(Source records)
(begin)

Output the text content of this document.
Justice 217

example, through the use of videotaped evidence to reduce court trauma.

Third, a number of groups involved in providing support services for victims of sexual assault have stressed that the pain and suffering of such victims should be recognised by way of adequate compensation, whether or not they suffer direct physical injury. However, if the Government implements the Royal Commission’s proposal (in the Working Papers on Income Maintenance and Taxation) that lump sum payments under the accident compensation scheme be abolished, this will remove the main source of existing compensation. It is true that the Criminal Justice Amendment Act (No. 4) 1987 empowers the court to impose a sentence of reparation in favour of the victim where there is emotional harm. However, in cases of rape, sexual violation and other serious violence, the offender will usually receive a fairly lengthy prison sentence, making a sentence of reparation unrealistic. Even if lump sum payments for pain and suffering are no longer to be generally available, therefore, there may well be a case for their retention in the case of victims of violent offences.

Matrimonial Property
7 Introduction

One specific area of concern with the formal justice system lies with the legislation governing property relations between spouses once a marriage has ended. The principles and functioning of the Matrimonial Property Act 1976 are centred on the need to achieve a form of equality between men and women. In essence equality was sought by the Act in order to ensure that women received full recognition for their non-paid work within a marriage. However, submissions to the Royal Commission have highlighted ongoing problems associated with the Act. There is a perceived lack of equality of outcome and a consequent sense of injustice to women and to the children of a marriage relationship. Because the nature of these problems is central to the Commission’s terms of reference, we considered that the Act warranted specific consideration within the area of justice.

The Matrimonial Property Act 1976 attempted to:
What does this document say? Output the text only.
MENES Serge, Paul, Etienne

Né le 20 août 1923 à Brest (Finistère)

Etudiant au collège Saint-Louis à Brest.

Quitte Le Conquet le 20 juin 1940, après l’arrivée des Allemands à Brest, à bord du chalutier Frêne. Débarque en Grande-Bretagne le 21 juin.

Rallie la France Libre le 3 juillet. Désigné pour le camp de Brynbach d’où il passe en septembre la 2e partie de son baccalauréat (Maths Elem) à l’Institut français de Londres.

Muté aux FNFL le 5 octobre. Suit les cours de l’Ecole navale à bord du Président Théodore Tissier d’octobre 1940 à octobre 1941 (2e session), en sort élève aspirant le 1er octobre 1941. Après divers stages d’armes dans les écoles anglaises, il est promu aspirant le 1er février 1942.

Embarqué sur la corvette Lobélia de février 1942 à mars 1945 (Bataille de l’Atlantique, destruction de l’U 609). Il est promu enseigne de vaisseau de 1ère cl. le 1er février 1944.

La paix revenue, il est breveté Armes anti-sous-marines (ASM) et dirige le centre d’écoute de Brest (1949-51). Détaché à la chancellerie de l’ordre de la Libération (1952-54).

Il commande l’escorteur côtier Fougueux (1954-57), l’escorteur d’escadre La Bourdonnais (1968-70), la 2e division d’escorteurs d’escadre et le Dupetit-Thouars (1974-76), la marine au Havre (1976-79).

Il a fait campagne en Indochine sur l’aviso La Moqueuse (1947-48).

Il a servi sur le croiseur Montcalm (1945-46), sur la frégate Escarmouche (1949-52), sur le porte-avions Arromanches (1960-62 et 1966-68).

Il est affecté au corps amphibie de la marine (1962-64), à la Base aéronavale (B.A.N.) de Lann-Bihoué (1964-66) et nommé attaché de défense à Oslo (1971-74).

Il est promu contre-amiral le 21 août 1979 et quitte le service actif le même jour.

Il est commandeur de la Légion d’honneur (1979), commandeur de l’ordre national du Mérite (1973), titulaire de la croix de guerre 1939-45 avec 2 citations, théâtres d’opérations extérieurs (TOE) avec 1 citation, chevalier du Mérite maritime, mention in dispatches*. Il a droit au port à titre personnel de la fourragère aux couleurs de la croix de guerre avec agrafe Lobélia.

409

(end)

In the records above, how many lines contain the word "text"? Give the number alone.

- [OUTPUT FOR THIS EXERCISE]: 2